In [1]:
audio_path = "/Users/fwtrv/Downloads/Jump Up, Super Star! NDC Festival Edition.wav"
lyrics_path = "/Users/fwtrv/Desktop/ECE-GY 7123/Final/Jump Up, Super Star! NDC Festival Edition.txt"
save_track_vocal_path = "track_vocal.wav"
# lang="zh-CN"
lang = "en-US"


In [2]:
# Library
import torch
import demucs
import librosa
import soundfile
import transformers

In [3]:
# Select device
if torch.cuda.is_available():
    device = "cuda"     # CUDA
elif torch.backends.mps.is_available(): 
    device = torch.device('mps')    # Apple Sillicon
else:
    device = torch.device("cpu")    # CPU

print("Device Selected:", device)

Device Selected: mps


# Audio File Preprocessing - Extract Vocals from Audio File

In [4]:
# Extract Vocals from Audio File
from demucs.pretrained import get_model
from demucs.apply import apply_model
from demucs.separate import load_track
ORIGINAL_SR = 44100
TARGET_SR = 16000

# Choose Demucs Model for Vocals Extraction
demucs_model = get_model(name="htdemucs", repo=None)
demucs_model.to(device)
demucs_model.eval()
vocals_source_idx = demucs_model.sources.index("vocals")
sample_rate = demucs_model.samplerate

# Load Aduio Track
audio_track = load_track(audio_path, 2, sample_rate)

# Extract Vocal
ref = audio_track.mean(0)
audio_track_nor = (audio_track - ref.mean()) / ref.std() # Normalization
with torch.no_grad():
    sources = apply_model(demucs_model, audio_track_nor[None], device=device, shifts=1, split=True, overlap=0.25, progress=False)
track_vocal = sources[0][vocals_source_idx].cpu().numpy()[0, ...]

# Post-processing
track_vocal = librosa.resample(track_vocal, orig_sr=ORIGINAL_SR, target_sr=TARGET_SR)

# Write to Output
soundfile.write(save_track_vocal_path, track_vocal, TARGET_SR)

# Lyrics Preprocessing

In [5]:
# Get plain lyrics from file
with open(lyrics_path, 'r') as file:
    lyrics_plain = file.read()

lyrics_processed = ""
if lang == "en-US":
    lyrics_processed = lyrics_plain.upper()
    lyrics_processed = lyrics_processed.replace(' ', '|')
    lyrics_processed = lyrics_processed.replace('\n', '|')

* * *

STATED PROBLEM A ▸ Can you recast the cell of the vocal-extraction notebook that begins "# Select device" as a short list that keeps its main facts?
STATED PROBLEM B ▸ Would you resume the vocal-extraction notebook from its last line, carrying on the lyrics preprocessing?
These records come from a separate source, not from the vocal-extraction notebook.

Coordinate annotation records:
* * *

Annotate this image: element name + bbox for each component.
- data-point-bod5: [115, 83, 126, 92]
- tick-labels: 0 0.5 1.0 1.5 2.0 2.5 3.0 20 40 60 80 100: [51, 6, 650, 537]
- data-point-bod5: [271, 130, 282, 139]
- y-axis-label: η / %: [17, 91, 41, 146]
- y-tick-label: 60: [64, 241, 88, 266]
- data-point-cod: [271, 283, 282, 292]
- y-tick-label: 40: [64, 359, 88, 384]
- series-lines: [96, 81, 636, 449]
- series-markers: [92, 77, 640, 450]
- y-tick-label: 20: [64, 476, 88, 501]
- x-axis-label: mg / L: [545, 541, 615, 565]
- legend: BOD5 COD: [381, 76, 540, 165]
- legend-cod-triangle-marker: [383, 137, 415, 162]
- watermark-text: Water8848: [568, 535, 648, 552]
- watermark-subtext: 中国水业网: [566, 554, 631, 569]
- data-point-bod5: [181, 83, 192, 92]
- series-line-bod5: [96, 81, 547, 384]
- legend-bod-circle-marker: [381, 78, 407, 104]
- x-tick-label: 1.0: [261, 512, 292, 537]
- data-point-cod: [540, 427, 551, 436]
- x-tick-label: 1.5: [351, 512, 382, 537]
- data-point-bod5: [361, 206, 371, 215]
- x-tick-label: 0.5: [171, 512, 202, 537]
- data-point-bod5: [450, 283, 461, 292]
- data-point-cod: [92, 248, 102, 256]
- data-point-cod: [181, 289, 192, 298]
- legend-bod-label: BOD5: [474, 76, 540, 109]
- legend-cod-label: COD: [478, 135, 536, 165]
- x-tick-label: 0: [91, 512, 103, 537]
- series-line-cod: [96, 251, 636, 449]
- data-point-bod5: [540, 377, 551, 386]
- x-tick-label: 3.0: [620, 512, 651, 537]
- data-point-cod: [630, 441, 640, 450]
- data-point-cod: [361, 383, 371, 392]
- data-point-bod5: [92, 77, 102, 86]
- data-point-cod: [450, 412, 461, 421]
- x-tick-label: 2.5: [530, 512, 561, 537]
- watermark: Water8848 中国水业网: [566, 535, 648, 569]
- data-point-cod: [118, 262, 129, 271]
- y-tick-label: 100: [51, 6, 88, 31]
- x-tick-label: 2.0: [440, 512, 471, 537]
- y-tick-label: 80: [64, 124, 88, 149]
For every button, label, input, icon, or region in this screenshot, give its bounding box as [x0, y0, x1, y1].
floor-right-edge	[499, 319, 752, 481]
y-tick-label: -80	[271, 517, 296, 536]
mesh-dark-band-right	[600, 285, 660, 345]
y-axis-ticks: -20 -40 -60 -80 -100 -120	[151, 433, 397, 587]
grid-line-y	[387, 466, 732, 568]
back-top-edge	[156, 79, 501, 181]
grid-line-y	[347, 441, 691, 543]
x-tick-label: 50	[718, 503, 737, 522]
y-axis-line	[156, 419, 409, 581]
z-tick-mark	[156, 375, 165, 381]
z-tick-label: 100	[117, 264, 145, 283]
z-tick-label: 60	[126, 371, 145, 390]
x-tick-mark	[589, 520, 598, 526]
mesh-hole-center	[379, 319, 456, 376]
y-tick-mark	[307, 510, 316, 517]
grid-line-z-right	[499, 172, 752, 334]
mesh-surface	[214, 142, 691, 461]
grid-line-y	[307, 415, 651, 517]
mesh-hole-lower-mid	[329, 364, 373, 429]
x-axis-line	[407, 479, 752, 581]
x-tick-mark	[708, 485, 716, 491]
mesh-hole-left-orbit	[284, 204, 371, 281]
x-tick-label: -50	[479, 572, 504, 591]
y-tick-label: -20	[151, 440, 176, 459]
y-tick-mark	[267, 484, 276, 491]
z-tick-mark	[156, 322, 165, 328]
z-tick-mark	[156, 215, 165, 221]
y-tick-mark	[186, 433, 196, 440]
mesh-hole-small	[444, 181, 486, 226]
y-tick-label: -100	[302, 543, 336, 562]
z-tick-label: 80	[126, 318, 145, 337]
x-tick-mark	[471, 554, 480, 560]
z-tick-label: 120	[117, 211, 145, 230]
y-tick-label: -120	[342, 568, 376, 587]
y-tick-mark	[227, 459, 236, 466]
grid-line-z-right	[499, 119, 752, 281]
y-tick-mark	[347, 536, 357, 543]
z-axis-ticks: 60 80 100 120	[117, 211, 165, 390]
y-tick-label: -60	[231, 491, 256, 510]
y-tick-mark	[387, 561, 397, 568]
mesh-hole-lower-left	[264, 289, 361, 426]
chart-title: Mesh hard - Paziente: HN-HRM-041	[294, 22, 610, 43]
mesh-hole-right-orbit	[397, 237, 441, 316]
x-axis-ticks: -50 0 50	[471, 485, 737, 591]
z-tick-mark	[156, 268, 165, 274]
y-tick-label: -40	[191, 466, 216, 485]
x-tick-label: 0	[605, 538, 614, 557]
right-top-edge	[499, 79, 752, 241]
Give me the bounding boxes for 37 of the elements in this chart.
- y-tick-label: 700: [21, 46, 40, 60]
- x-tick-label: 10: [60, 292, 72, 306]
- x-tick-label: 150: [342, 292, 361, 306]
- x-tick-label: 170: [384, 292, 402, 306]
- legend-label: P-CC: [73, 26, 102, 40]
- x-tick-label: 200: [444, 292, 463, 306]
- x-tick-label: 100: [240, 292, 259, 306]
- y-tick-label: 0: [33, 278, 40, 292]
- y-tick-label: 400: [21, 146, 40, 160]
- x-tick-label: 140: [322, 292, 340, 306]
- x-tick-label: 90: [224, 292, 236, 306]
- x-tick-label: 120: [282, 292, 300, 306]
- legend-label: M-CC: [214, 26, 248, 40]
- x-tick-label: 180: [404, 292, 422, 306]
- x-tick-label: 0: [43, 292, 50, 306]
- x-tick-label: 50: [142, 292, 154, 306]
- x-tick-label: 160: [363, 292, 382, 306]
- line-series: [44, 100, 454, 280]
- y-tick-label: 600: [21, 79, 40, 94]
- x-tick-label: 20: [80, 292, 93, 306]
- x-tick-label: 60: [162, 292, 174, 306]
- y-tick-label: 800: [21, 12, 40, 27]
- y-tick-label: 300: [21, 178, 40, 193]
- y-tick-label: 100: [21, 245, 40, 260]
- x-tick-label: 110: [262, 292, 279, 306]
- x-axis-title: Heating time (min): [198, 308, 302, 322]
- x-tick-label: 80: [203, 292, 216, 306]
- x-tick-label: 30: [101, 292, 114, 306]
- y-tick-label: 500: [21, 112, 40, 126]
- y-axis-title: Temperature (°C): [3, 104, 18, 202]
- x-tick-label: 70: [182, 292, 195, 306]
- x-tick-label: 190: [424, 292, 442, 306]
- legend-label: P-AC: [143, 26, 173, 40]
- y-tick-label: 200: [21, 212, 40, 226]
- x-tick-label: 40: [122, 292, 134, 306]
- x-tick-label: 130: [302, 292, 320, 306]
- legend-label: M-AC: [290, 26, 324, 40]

* * *

TASK RESULT A ▸
- Uses CUDA if it is available.
- Otherwise uses MPS (Apple Silicon) if that is available.
- Otherwise falls back to the CPU.
- Prints the selected device, which here is "mps".

TASK RESULT B ▸
    lyrics_processed = lyrics_processed.replace('_', '\'')
    lyrics_processed = lyrics_processed.replace('’', '\'')

print(lyrics_processed)

HERE|WE|GO,|OFF|THE|RAILS|DON'T|YOU|KNOW|IT'S|TIME|TO|RAISE|OUR|SAILS|IT'S|FREEDOM|LIKE|YOU|NEVER|KNEW||DON'T|NEED|BAGS,|OR|A|PASS|SAY|THE|WORD|I'LL|BE|THERE|IN|A|FLASH|YOU|COULD|SAY|MY|HAT|IS|OFF|TO|YOU||OH|WE|CAN|ZOOM|ALL|THE|WAY|TO|THE|MOON|FROM|THIS|GREAT|WIDE|WACKY|WORLD|JUMP|WITH|ME,|GRAB|COINS|WITH|ME|OH|YEAH!||IT'S|TIME|TO|JUMP|UP|IN|THE|AIR|(JUMP|UP|IN|THE|AIR)|JUMP|UP,|DON'T|BE|SCARED|(JUMP|UP,|DON'T|BE|SCARED)|JUMP|UP|AND|YOUR|CARES|WILL|SOAR|AWAY|AND|IF|THE|DARK|CLOUDS|START|TO|SWIRL|(DARK|CLOUDS|START|TO|SWIRL)|DON'T|FEAR,|DON'T|SHED|A|TEAR,|'CAUSE|I'LL|BE|YOUR|1UP|GIRL||SO|LET'S|ALL|JUMP|UP|SUPER|HIGH|(JUMP|UP|SUPER|HIGH)|HIGH|UP|IN|THE|SKY|(HIGH|UP|IN|THE|SKY)|THERE'S|NO|POWER-UP|LIKE|DANCING|YOU|KNOW|THAT|YOU'RE|MY|SUPERSTAR|(YOU'RE|MY|SUPERSTAR)|NO|ONE|ELSE|CAN|TAKE|ME|THIS|FAR|I'M|FLIPPING|THE|SWITCH|GET|READY|FOR|THIS|OH,|LET'S|DO|THE|ODYSSEY||ODYSSEY,|YA|SEE!|ODYSSEY,|YA|SEE!|ODYSSEY,|YA|SEE!|ODYSSEY,|YA|SEE!|ODYSSEY,|YA|SEE!|ODYSSEY,|YA|SEE!|ODYSSEY,|YA|SEE!|ODYSSE

# Load Model

In [6]:
# Load Model
from transformers import Wav2Vec2ForCTC, Wav2Vec2Processor, logging, Wav2Vec2CTCTokenizer, Wav2Vec2FeatureExtractor

# Select Model
model_id = 'facebook/wav2vec2-large-960h-lv60-self'
if lang == "zh-CN":
    model_id = 'jonatasgrosman/wav2vec2-large-xlsr-53-chinese-zh-cn'

# Load Model
Wav2Vec2_model = Wav2Vec2ForCTC.from_pretrained(model_id)
Wav2Vec2_processor = Wav2Vec2Processor.from_pretrained(model_id)

Some weights of Wav2Vec2ForCTC were not initialized from the model checkpoint at facebook/wav2vec2-large-960h-lv60-self and are newly initialized: ['wav2vec2.masked_spec_embed']
You should probably TRAIN this model on a down-stream task to be able to use it for predictions and inference.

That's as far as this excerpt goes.